■ **What this task involves**
Which lines contain the word "gross"? Return each of them as written.
## start Provided information
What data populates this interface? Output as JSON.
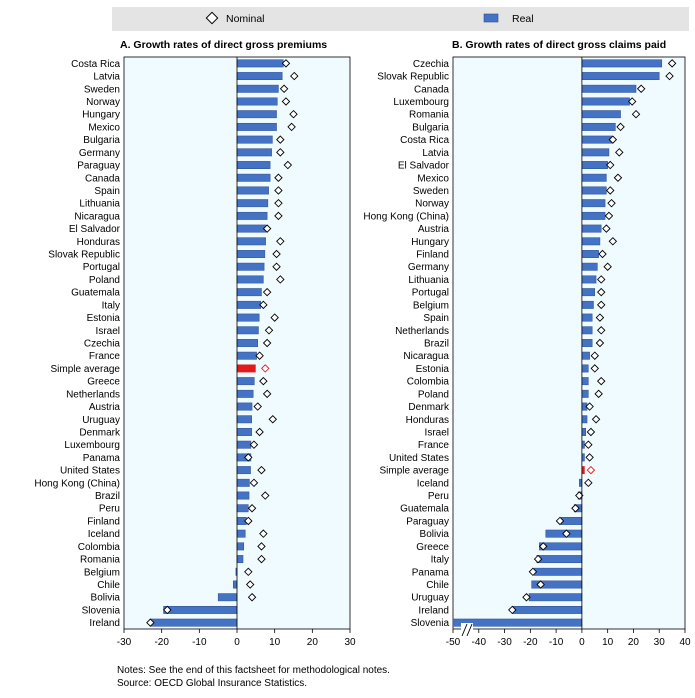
{
  "legend": {
    "nominal_label": "Nominal",
    "real_label": "Real"
  },
  "colors": {
    "real_bar": "#4472C4",
    "real_bar_border": "#2F4F8F",
    "average_bar": "#E31A1C",
    "panel_bg": "#F0FBFF",
    "legend_bg": "#E4E4E4"
  },
  "notes": {
    "line1": "Notes: See the end of this factsheet for methodological notes.",
    "line2": "Source: OECD Global Insurance Statistics."
  },
  "chart_data": [
    {
      "type": "bar",
      "orientation": "horizontal",
      "title": "A. Growth rates of direct gross premiums",
      "xlim": [
        -30,
        30
      ],
      "xticks": [
        -30,
        -20,
        -10,
        0,
        10,
        20,
        30
      ],
      "highlight": "Simple average",
      "categories": [
        "Costa Rica",
        "Latvia",
        "Sweden",
        "Norway",
        "Hungary",
        "Mexico",
        "Bulgaria",
        "Germany",
        "Paraguay",
        "Canada",
        "Spain",
        "Lithuania",
        "Nicaragua",
        "El Salvador",
        "Honduras",
        "Slovak Republic",
        "Portugal",
        "Poland",
        "Guatemala",
        "Italy",
        "Estonia",
        "Israel",
        "Czechia",
        "France",
        "Simple average",
        "Greece",
        "Netherlands",
        "Austria",
        "Uruguay",
        "Denmark",
        "Luxembourg",
        "Panama",
        "United States",
        "Hong Kong (China)",
        "Brazil",
        "Peru",
        "Finland",
        "Iceland",
        "Colombia",
        "Romania",
        "Belgium",
        "Chile",
        "Bolivia",
        "Slovenia",
        "Ireland"
      ],
      "series": [
        {
          "name": "Real",
          "values": [
            12.3,
            12.0,
            11.0,
            10.7,
            10.5,
            10.5,
            9.4,
            9.2,
            8.8,
            8.8,
            8.4,
            8.2,
            8.0,
            7.7,
            7.6,
            7.4,
            7.2,
            7.0,
            6.5,
            6.3,
            5.9,
            5.7,
            5.5,
            5.2,
            4.9,
            4.6,
            4.3,
            4.0,
            3.9,
            3.9,
            3.7,
            3.7,
            3.6,
            3.3,
            3.2,
            3.0,
            2.5,
            2.2,
            1.8,
            1.6,
            -0.3,
            -1.0,
            -5.0,
            -19.5,
            -23.0
          ]
        },
        {
          "name": "Nominal",
          "values": [
            13.0,
            15.2,
            12.5,
            13.0,
            15.0,
            14.5,
            11.5,
            11.5,
            13.5,
            11.0,
            11.0,
            11.0,
            11.0,
            8.0,
            11.5,
            10.5,
            10.5,
            11.5,
            8.0,
            7.0,
            10.0,
            8.5,
            8.0,
            6.0,
            7.5,
            7.0,
            8.0,
            5.5,
            9.5,
            6.0,
            4.5,
            3.0,
            6.5,
            4.5,
            7.5,
            4.0,
            3.0,
            7.0,
            6.5,
            6.5,
            3.0,
            3.5,
            4.0,
            -18.5,
            -23.0
          ]
        }
      ]
    },
    {
      "type": "bar",
      "orientation": "horizontal",
      "title": "B. Growth rates of direct gross claims paid",
      "xlim": [
        -50,
        40
      ],
      "xticks": [
        -50,
        -40,
        -30,
        -20,
        -10,
        0,
        10,
        20,
        30,
        40
      ],
      "axis_break": true,
      "highlight": "Simple average",
      "categories": [
        "Czechia",
        "Slovak Republic",
        "Canada",
        "Luxembourg",
        "Romania",
        "Bulgaria",
        "Costa Rica",
        "Latvia",
        "El Salvador",
        "Mexico",
        "Sweden",
        "Norway",
        "Hong Kong (China)",
        "Austria",
        "Hungary",
        "Finland",
        "Germany",
        "Lithuania",
        "Portugal",
        "Belgium",
        "Spain",
        "Netherlands",
        "Brazil",
        "Nicaragua",
        "Estonia",
        "Colombia",
        "Poland",
        "Denmark",
        "Honduras",
        "Israel",
        "France",
        "United States",
        "Simple average",
        "Iceland",
        "Peru",
        "Guatemala",
        "Paraguay",
        "Bolivia",
        "Greece",
        "Italy",
        "Panama",
        "Chile",
        "Uruguay",
        "Ireland",
        "Slovenia"
      ],
      "series": [
        {
          "name": "Real",
          "values": [
            31.0,
            30.0,
            21.0,
            18.5,
            15.0,
            13.0,
            11.5,
            10.5,
            10.0,
            9.5,
            9.5,
            9.0,
            9.0,
            7.5,
            7.0,
            6.5,
            6.0,
            5.5,
            5.0,
            4.5,
            4.0,
            4.0,
            4.0,
            3.0,
            2.5,
            2.5,
            2.5,
            2.0,
            2.0,
            1.5,
            1.0,
            1.0,
            1.0,
            -1.0,
            -1.5,
            -3.0,
            -8.0,
            -14.0,
            -16.5,
            -17.5,
            -18.5,
            -19.5,
            -20.5,
            -27.0,
            -50.0
          ]
        },
        {
          "name": "Nominal",
          "values": [
            35.0,
            34.0,
            23.0,
            19.5,
            21.0,
            15.0,
            12.0,
            14.5,
            11.0,
            14.0,
            11.0,
            11.5,
            10.5,
            9.5,
            12.0,
            8.0,
            10.0,
            7.5,
            7.5,
            7.5,
            7.0,
            7.5,
            7.0,
            5.0,
            5.0,
            7.5,
            6.5,
            3.0,
            5.5,
            3.5,
            2.5,
            3.0,
            3.5,
            2.5,
            -1.0,
            -2.5,
            -8.5,
            -6.0,
            -15.0,
            -17.0,
            -19.0,
            -16.0,
            -21.5,
            -27.0,
            null
          ]
        }
      ]
    }
  ]
}
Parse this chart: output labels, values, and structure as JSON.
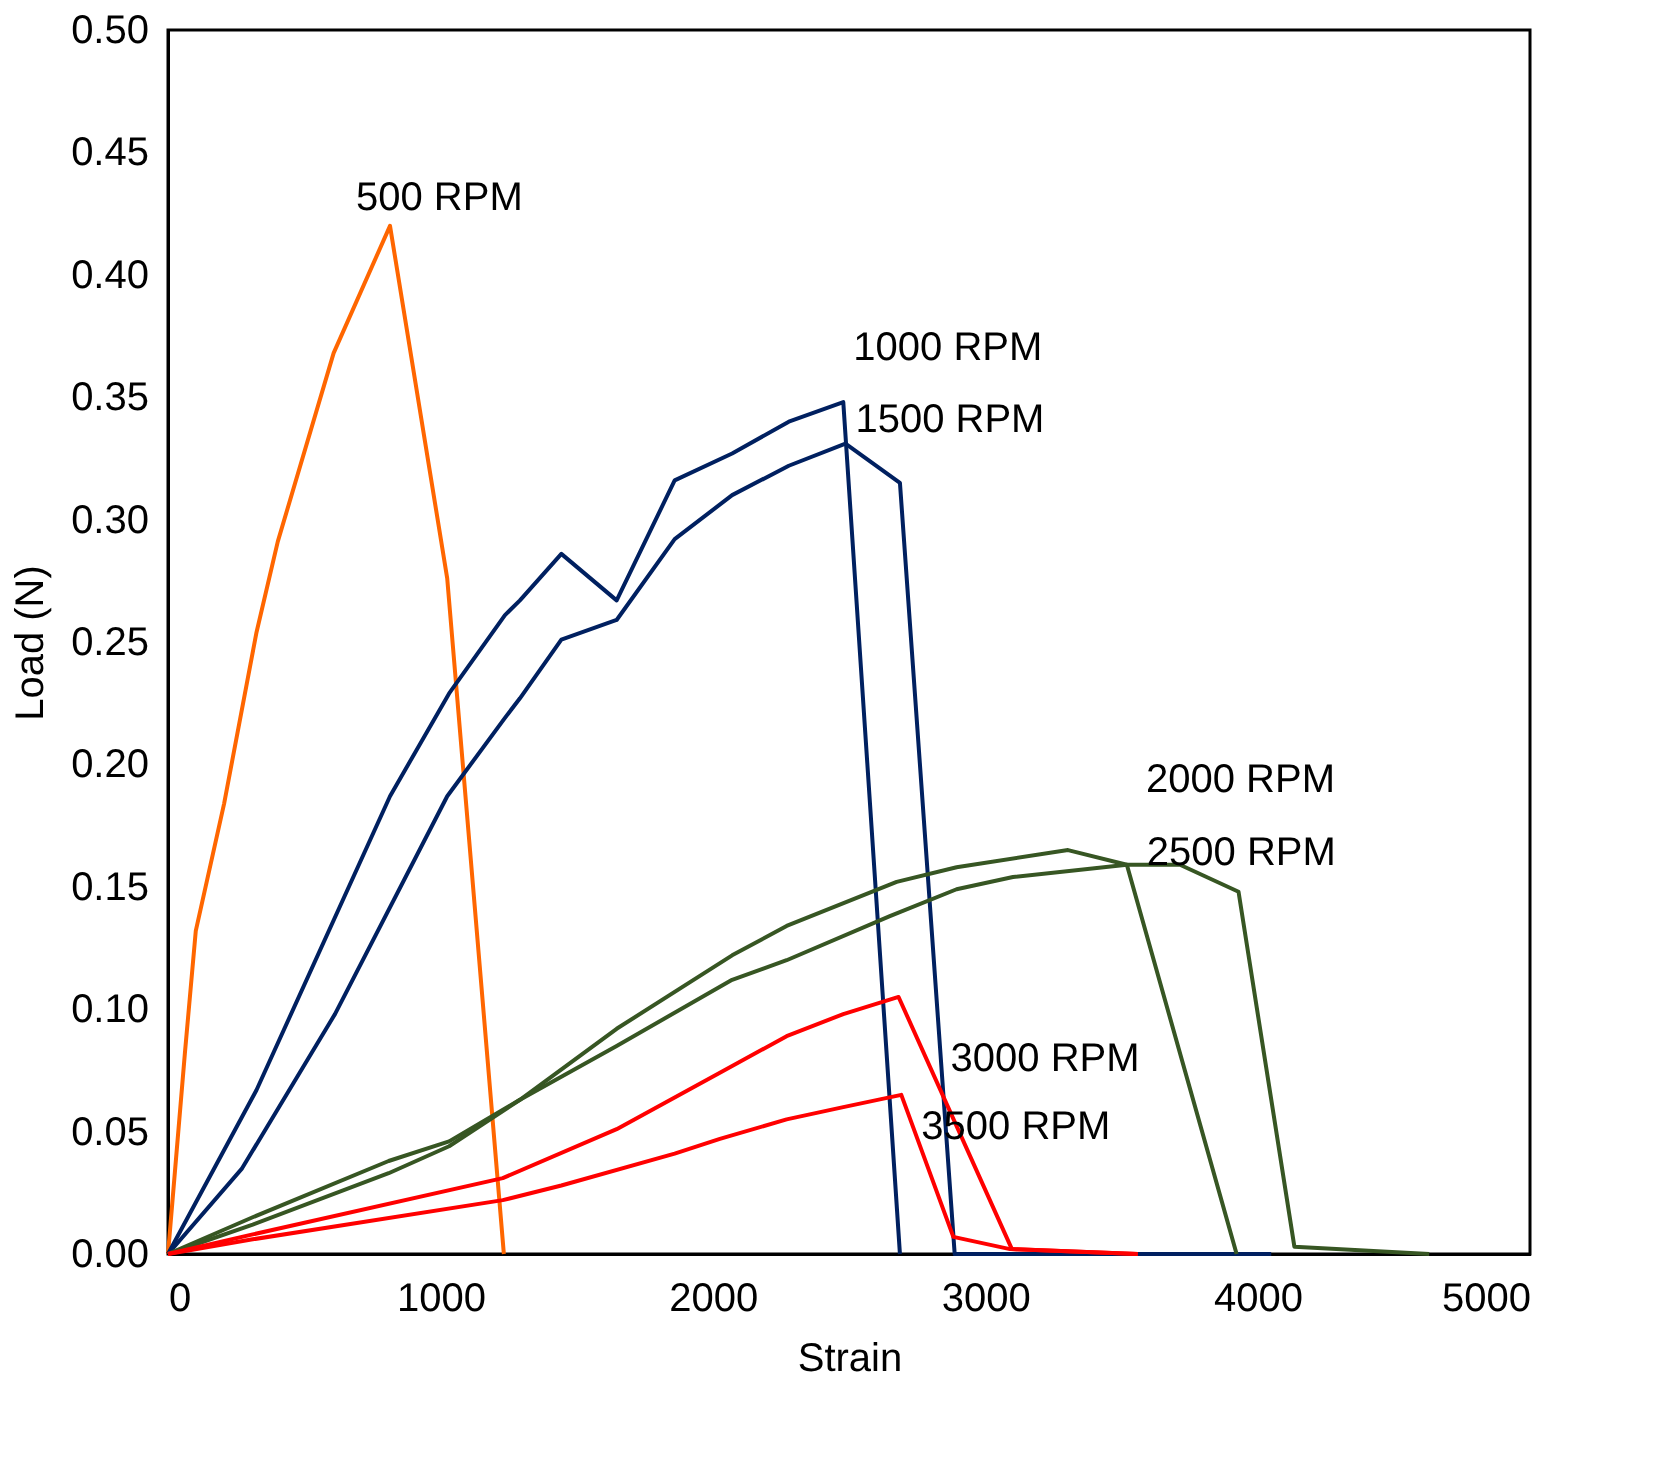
## end Provided information
■ **Result below**
      "title": "A. Growth rates of direct gross premiums",
      "title": "B. Growth rates of direct gross claims paid",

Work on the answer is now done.